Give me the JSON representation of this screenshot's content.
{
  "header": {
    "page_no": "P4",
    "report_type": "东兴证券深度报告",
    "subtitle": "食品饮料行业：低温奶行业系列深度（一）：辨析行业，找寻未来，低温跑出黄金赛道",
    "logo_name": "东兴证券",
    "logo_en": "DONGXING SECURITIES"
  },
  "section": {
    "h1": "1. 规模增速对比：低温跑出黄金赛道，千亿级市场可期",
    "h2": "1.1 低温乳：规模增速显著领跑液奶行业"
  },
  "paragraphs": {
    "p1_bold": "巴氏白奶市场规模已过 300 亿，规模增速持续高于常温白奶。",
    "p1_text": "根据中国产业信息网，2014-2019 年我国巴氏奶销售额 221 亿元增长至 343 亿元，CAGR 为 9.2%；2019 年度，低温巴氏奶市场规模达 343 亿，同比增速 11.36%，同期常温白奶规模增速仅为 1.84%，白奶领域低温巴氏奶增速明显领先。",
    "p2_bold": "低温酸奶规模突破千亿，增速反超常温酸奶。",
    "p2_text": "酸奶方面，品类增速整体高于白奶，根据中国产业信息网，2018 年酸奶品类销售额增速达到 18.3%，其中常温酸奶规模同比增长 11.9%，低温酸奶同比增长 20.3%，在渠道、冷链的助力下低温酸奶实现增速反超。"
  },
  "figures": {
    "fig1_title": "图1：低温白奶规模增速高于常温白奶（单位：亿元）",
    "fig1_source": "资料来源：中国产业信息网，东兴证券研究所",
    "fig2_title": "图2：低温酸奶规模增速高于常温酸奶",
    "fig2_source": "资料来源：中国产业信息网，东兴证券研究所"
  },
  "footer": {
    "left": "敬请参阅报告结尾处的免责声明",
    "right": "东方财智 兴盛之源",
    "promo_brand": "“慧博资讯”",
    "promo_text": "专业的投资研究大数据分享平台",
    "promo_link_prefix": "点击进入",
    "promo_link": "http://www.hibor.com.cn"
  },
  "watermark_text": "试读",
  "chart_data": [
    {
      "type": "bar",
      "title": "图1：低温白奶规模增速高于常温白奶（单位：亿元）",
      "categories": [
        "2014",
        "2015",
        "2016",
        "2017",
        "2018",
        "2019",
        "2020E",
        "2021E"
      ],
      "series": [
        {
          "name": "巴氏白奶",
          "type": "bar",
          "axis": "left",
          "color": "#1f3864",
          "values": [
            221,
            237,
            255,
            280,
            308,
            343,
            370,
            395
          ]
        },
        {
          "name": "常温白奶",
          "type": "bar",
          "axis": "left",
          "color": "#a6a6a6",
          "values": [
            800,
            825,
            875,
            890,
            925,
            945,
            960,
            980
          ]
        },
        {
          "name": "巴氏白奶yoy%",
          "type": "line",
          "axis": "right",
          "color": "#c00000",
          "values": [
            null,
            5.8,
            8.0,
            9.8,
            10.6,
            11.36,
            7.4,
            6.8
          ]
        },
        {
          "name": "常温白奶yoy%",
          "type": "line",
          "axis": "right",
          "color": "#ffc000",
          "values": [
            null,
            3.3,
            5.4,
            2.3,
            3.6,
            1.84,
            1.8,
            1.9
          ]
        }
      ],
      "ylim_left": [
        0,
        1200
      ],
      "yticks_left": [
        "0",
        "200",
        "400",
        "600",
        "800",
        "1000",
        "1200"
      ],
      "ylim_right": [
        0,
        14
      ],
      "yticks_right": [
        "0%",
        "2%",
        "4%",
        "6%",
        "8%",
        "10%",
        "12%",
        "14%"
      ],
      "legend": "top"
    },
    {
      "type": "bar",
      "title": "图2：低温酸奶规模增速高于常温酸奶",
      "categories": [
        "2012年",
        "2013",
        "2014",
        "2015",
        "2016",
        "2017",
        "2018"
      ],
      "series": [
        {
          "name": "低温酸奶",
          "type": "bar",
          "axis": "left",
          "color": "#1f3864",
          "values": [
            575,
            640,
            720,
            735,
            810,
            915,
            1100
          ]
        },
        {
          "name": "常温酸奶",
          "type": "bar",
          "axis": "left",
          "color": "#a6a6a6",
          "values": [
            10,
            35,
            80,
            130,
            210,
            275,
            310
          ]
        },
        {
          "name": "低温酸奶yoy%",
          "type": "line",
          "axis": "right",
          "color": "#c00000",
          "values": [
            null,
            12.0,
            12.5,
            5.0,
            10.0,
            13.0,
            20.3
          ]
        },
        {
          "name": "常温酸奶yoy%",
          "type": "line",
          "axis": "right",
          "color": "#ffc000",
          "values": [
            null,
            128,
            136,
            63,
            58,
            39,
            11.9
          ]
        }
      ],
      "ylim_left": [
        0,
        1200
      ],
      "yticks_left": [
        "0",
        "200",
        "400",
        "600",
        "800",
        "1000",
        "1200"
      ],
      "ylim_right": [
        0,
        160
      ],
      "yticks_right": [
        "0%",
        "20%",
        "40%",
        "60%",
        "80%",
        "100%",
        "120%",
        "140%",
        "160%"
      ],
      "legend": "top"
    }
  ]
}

WHAT YOU ARE ASKED TO DO
Copy the material above back out, exactly as written.

SOLUTION TO THE PROBLEM
Give me the JSON representation of this screenshot's content.
{
  "header": {
    "page_no": "P4",
    "report_type": "东兴证券深度报告",
    "subtitle": "食品饮料行业：低温奶行业系列深度（一）：辨析行业，找寻未来，低温跑出黄金赛道",
    "logo_name": "东兴证券",
    "logo_en": "DONGXING SECURITIES"
  },
  "section": {
    "h1": "1. 规模增速对比：低温跑出黄金赛道，千亿级市场可期",
    "h2": "1.1 低温乳：规模增速显著领跑液奶行业"
  },
  "paragraphs": {
    "p1_bold": "巴氏白奶市场规模已过 300 亿，规模增速持续高于常温白奶。",
    "p1_text": "根据中国产业信息网，2014-2019 年我国巴氏奶销售额 221 亿元增长至 343 亿元，CAGR 为 9.2%；2019 年度，低温巴氏奶市场规模达 343 亿，同比增速 11.36%，同期常温白奶规模增速仅为 1.84%，白奶领域低温巴氏奶增速明显领先。",
    "p2_bold": "低温酸奶规模突破千亿，增速反超常温酸奶。",
    "p2_text": "酸奶方面，品类增速整体高于白奶，根据中国产业信息网，2018 年酸奶品类销售额增速达到 18.3%，其中常温酸奶规模同比增长 11.9%，低温酸奶同比增长 20.3%，在渠道、冷链的助力下低温酸奶实现增速反超。"
  },
  "figures": {
    "fig1_title": "图1：低温白奶规模增速高于常温白奶（单位：亿元）",
    "fig1_source": "资料来源：中国产业信息网，东兴证券研究所",
    "fig2_title": "图2：低温酸奶规模增速高于常温酸奶",
    "fig2_source": "资料来源：中国产业信息网，东兴证券研究所"
  },
  "footer": {
    "left": "敬请参阅报告结尾处的免责声明",
    "right": "东方财智 兴盛之源",
    "promo_brand": "“慧博资讯”",
    "promo_text": "专业的投资研究大数据分享平台",
    "promo_link_prefix": "点击进入",
    "promo_link": "http://www.hibor.com.cn"
  },
  "watermark_text": "试读",
  "chart_data": [
    {
      "type": "bar",
      "title": "图1：低温白奶规模增速高于常温白奶（单位：亿元）",
      "categories": [
        "2014",
        "2015",
        "2016",
        "2017",
        "2018",
        "2019",
        "2020E",
        "2021E"
      ],
      "series": [
        {
          "name": "巴氏白奶",
          "type": "bar",
          "axis": "left",
          "color": "#1f3864",
          "values": [
            221,
            237,
            255,
            280,
            308,
            343,
            370,
            395
          ]
        },
        {
          "name": "常温白奶",
          "type": "bar",
          "axis": "left",
          "color": "#a6a6a6",
          "values": [
            800,
            825,
            875,
            890,
            925,
            945,
            960,
            980
          ]
        },
        {
          "name": "巴氏白奶yoy%",
          "type": "line",
          "axis": "right",
          "color": "#c00000",
          "values": [
            null,
            5.8,
            8.0,
            9.8,
            10.6,
            11.36,
            7.4,
            6.8
          ]
        },
        {
          "name": "常温白奶yoy%",
          "type": "line",
          "axis": "right",
          "color": "#ffc000",
          "values": [
            null,
            3.3,
            5.4,
            2.3,
            3.6,
            1.84,
            1.8,
            1.9
          ]
        }
      ],
      "ylim_left": [
        0,
        1200
      ],
      "yticks_left": [
        "0",
        "200",
        "400",
        "600",
        "800",
        "1000",
        "1200"
      ],
      "ylim_right": [
        0,
        14
      ],
      "yticks_right": [
        "0%",
        "2%",
        "4%",
        "6%",
        "8%",
        "10%",
        "12%",
        "14%"
      ],
      "legend": "top"
    },
    {
      "type": "bar",
      "title": "图2：低温酸奶规模增速高于常温酸奶",
      "categories": [
        "2012年",
        "2013",
        "2014",
        "2015",
        "2016",
        "2017",
        "2018"
      ],
      "series": [
        {
          "name": "低温酸奶",
          "type": "bar",
          "axis": "left",
          "color": "#1f3864",
          "values": [
            575,
            640,
            720,
            735,
            810,
            915,
            1100
          ]
        },
        {
          "name": "常温酸奶",
          "type": "bar",
          "axis": "left",
          "color": "#a6a6a6",
          "values": [
            10,
            35,
            80,
            130,
            210,
            275,
            310
          ]
        },
        {
          "name": "低温酸奶yoy%",
          "type": "line",
          "axis": "right",
          "color": "#c00000",
          "values": [
            null,
            12.0,
            12.5,
            5.0,
            10.0,
            13.0,
            20.3
          ]
        },
        {
          "name": "常温酸奶yoy%",
          "type": "line",
          "axis": "right",
          "color": "#ffc000",
          "values": [
            null,
            128,
            136,
            63,
            58,
            39,
            11.9
          ]
        }
      ],
      "ylim_left": [
        0,
        1200
      ],
      "yticks_left": [
        "0",
        "200",
        "400",
        "600",
        "800",
        "1000",
        "1200"
      ],
      "ylim_right": [
        0,
        160
      ],
      "yticks_right": [
        "0%",
        "20%",
        "40%",
        "60%",
        "80%",
        "100%",
        "120%",
        "140%",
        "160%"
      ],
      "legend": "top"
    }
  ]
}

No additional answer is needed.